Directive. Give nothing except the number of lines containing the word "Netlinking".

Start of Given data

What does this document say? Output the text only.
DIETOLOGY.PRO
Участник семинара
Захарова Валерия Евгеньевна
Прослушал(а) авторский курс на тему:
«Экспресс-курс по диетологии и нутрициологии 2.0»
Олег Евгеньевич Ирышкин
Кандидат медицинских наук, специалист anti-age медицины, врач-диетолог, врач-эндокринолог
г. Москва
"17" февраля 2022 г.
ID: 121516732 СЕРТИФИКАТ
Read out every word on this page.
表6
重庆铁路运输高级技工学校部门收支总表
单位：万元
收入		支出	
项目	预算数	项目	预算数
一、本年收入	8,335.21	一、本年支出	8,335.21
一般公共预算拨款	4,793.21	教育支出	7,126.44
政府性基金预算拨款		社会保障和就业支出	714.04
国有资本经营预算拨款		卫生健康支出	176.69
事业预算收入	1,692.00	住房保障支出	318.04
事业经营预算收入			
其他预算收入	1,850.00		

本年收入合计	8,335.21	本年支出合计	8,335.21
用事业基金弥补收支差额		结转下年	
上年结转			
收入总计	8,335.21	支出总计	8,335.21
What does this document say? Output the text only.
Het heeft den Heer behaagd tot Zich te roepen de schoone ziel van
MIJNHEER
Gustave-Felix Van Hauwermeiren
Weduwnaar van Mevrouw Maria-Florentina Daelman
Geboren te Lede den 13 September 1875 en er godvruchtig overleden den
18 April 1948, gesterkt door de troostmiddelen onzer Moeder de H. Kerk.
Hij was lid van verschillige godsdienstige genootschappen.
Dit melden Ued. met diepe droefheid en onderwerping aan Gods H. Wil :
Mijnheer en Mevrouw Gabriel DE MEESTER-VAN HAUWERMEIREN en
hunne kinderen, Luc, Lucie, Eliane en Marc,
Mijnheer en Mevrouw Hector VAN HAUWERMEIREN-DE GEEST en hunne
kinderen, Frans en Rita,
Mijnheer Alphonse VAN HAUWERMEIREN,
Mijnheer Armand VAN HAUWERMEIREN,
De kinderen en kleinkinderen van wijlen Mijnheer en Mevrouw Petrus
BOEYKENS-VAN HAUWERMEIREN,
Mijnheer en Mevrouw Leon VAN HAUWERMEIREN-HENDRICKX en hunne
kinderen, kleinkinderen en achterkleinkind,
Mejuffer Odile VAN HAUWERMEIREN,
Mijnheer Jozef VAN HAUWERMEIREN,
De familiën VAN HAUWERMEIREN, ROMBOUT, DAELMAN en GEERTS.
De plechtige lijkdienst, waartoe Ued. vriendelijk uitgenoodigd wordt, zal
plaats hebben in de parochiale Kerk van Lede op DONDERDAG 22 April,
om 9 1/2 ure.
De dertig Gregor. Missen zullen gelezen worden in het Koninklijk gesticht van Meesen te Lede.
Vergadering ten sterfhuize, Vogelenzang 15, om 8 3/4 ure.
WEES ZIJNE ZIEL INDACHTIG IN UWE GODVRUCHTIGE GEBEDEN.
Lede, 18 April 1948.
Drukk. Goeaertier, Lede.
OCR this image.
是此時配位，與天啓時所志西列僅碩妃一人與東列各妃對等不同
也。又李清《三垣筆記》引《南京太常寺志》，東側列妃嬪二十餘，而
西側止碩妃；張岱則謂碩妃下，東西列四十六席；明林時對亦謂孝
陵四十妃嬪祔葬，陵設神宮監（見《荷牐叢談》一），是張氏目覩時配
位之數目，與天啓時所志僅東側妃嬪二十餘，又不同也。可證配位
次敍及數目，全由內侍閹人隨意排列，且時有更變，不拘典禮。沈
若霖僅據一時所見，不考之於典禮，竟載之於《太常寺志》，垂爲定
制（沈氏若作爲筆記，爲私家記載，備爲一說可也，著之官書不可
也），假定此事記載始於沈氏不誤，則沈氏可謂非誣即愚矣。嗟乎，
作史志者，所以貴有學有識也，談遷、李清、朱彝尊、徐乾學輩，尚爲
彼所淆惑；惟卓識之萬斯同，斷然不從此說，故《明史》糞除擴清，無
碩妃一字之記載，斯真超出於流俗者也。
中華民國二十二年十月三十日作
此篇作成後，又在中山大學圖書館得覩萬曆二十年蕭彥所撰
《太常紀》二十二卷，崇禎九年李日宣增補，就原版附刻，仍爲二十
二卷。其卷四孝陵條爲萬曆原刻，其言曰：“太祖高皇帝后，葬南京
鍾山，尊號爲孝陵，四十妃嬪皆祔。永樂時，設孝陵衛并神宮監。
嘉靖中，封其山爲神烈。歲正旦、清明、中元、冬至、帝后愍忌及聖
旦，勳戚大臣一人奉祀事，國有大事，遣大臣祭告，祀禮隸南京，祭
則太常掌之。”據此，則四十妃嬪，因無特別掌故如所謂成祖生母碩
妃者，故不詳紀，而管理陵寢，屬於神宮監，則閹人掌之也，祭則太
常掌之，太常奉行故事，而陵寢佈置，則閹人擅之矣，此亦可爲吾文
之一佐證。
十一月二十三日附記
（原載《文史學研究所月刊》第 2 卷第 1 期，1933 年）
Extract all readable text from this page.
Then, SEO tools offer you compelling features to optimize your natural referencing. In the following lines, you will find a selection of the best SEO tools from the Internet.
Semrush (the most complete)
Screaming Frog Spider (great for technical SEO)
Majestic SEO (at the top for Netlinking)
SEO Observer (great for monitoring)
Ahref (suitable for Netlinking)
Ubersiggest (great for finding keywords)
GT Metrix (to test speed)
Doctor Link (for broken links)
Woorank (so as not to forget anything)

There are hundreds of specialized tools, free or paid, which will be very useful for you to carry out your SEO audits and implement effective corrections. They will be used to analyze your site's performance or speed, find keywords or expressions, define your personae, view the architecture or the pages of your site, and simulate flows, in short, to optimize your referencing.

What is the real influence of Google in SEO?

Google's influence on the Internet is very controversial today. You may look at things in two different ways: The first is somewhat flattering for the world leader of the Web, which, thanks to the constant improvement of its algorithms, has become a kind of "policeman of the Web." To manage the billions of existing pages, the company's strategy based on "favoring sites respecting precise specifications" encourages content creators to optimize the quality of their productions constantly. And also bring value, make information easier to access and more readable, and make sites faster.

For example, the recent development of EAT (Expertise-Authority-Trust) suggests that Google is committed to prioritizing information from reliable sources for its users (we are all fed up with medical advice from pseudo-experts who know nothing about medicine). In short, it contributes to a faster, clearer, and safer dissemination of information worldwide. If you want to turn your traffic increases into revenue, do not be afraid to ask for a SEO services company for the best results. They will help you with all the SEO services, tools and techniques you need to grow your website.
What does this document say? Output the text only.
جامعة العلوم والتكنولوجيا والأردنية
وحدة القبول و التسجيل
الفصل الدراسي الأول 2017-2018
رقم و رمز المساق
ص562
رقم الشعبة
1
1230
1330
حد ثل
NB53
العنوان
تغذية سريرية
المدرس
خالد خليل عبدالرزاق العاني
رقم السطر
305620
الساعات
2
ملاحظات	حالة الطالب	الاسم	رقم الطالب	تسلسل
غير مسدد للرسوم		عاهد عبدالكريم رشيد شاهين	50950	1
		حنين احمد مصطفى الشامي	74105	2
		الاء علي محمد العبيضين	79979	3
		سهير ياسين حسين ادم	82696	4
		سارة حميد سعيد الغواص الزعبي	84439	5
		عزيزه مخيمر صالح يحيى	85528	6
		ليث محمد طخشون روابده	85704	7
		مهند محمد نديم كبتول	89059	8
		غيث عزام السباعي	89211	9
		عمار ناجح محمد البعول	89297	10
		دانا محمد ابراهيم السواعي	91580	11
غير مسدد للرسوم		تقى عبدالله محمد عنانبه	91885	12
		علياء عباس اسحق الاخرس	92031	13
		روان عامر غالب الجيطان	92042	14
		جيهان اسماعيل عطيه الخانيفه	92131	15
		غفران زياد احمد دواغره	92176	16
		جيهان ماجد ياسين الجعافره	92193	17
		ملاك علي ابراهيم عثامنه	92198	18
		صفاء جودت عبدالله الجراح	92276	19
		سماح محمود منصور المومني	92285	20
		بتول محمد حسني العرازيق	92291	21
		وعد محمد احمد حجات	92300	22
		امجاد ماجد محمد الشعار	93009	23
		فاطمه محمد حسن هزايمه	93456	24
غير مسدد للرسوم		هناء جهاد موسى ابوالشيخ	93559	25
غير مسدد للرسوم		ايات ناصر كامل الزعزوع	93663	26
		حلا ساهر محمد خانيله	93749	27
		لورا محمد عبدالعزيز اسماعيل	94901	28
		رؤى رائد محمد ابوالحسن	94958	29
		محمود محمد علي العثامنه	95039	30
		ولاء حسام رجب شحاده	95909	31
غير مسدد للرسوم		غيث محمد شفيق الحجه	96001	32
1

End of Given data

The response. 2